WRITTEN INSTRUCTION >>
Restate the entire listing word for word.

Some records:
►

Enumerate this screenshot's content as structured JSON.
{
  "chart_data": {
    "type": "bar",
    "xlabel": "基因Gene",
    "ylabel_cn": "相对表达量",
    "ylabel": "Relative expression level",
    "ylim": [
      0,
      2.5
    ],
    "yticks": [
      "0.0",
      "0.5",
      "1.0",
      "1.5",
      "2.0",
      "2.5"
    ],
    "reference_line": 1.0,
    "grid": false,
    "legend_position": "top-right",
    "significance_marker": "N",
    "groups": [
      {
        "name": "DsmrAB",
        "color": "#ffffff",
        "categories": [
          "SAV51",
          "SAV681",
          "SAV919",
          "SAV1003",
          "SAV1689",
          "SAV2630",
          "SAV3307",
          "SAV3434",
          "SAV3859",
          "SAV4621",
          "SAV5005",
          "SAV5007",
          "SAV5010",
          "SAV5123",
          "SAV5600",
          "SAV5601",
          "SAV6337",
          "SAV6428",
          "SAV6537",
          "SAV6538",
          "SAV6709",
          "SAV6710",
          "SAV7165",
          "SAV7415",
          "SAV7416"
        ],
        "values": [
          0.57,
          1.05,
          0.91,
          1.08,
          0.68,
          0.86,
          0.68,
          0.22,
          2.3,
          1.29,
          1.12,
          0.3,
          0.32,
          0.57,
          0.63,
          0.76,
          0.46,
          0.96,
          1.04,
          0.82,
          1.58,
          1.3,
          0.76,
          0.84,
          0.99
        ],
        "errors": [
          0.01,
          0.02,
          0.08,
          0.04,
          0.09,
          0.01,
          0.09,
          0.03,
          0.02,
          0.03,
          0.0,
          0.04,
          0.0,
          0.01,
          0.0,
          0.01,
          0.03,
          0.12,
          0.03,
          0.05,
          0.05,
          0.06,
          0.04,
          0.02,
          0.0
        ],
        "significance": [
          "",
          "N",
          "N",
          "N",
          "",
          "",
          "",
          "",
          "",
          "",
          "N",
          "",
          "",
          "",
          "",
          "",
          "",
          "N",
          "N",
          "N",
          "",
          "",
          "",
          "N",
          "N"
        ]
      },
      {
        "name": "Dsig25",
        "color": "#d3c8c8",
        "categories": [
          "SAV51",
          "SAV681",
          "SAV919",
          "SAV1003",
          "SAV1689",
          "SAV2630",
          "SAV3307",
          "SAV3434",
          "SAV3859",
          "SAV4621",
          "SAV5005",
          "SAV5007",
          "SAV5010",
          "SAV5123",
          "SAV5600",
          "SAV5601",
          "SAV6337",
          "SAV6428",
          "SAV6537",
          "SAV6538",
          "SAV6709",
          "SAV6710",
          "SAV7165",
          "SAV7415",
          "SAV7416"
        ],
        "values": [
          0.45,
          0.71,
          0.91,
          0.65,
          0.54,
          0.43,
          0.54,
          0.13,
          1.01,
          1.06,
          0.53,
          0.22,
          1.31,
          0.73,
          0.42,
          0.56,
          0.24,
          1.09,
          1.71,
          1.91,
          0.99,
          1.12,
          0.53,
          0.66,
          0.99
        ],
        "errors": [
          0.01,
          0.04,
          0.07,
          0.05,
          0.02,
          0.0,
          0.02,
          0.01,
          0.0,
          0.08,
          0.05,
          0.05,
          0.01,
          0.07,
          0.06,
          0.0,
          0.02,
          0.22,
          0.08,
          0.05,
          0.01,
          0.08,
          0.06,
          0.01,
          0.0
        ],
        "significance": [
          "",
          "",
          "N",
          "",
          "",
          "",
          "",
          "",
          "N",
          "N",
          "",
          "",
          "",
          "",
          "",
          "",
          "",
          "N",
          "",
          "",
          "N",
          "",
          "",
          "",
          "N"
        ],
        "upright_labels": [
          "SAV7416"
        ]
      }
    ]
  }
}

◄

FINISHED ANSWER >>
Enumerate this screenshot's content as structured JSON.
{
  "chart_data": {
    "type": "bar",
    "xlabel": "基因Gene",
    "ylabel_cn": "相对表达量",
    "ylabel": "Relative expression level",
    "ylim": [
      0,
      2.5
    ],
    "yticks": [
      "0.0",
      "0.5",
      "1.0",
      "1.5",
      "2.0",
      "2.5"
    ],
    "reference_line": 1.0,
    "grid": false,
    "legend_position": "top-right",
    "significance_marker": "N",
    "groups": [
      {
        "name": "DsmrAB",
        "color": "#ffffff",
        "categories": [
          "SAV51",
          "SAV681",
          "SAV919",
          "SAV1003",
          "SAV1689",
          "SAV2630",
          "SAV3307",
          "SAV3434",
          "SAV3859",
          "SAV4621",
          "SAV5005",
          "SAV5007",
          "SAV5010",
          "SAV5123",
          "SAV5600",
          "SAV5601",
          "SAV6337",
          "SAV6428",
          "SAV6537",
          "SAV6538",
          "SAV6709",
          "SAV6710",
          "SAV7165",
          "SAV7415",
          "SAV7416"
        ],
        "values": [
          0.57,
          1.05,
          0.91,
          1.08,
          0.68,
          0.86,
          0.68,
          0.22,
          2.3,
          1.29,
          1.12,
          0.3,
          0.32,
          0.57,
          0.63,
          0.76,
          0.46,
          0.96,
          1.04,
          0.82,
          1.58,
          1.3,
          0.76,
          0.84,
          0.99
        ],
        "errors": [
          0.01,
          0.02,
          0.08,
          0.04,
          0.09,
          0.01,
          0.09,
          0.03,
          0.02,
          0.03,
          0.0,
          0.04,
          0.0,
          0.01,
          0.0,
          0.01,
          0.03,
          0.12,
          0.03,
          0.05,
          0.05,
          0.06,
          0.04,
          0.02,
          0.0
        ],
        "significance": [
          "",
          "N",
          "N",
          "N",
          "",
          "",
          "",
          "",
          "",
          "",
          "N",
          "",
          "",
          "",
          "",
          "",
          "",
          "N",
          "N",
          "N",
          "",
          "",
          "",
          "N",
          "N"
        ]
      },
      {
        "name": "Dsig25",
        "color": "#d3c8c8",
        "categories": [
          "SAV51",
          "SAV681",
          "SAV919",
          "SAV1003",
          "SAV1689",
          "SAV2630",
          "SAV3307",
          "SAV3434",
          "SAV3859",
          "SAV4621",
          "SAV5005",
          "SAV5007",
          "SAV5010",
          "SAV5123",
          "SAV5600",
          "SAV5601",
          "SAV6337",
          "SAV6428",
          "SAV6537",
          "SAV6538",
          "SAV6709",
          "SAV6710",
          "SAV7165",
          "SAV7415",
          "SAV7416"
        ],
        "values": [
          0.45,
          0.71,
          0.91,
          0.65,
          0.54,
          0.43,
          0.54,
          0.13,
          1.01,
          1.06,
          0.53,
          0.22,
          1.31,
          0.73,
          0.42,
          0.56,
          0.24,
          1.09,
          1.71,
          1.91,
          0.99,
          1.12,
          0.53,
          0.66,
          0.99
        ],
        "errors": [
          0.01,
          0.04,
          0.07,
          0.05,
          0.02,
          0.0,
          0.02,
          0.01,
          0.0,
          0.08,
          0.05,
          0.05,
          0.01,
          0.07,
          0.06,
          0.0,
          0.02,
          0.22,
          0.08,
          0.05,
          0.01,
          0.08,
          0.06,
          0.01,
          0.0
        ],
        "significance": [
          "",
          "",
          "N",
          "",
          "",
          "",
          "",
          "",
          "N",
          "N",
          "",
          "",
          "",
          "",
          "",
          "",
          "",
          "N",
          "",
          "",
          "N",
          "",
          "",
          "",
          "N"
        ],
        "upright_labels": [
          "SAV7416"
        ]
      }
    ]
  }
}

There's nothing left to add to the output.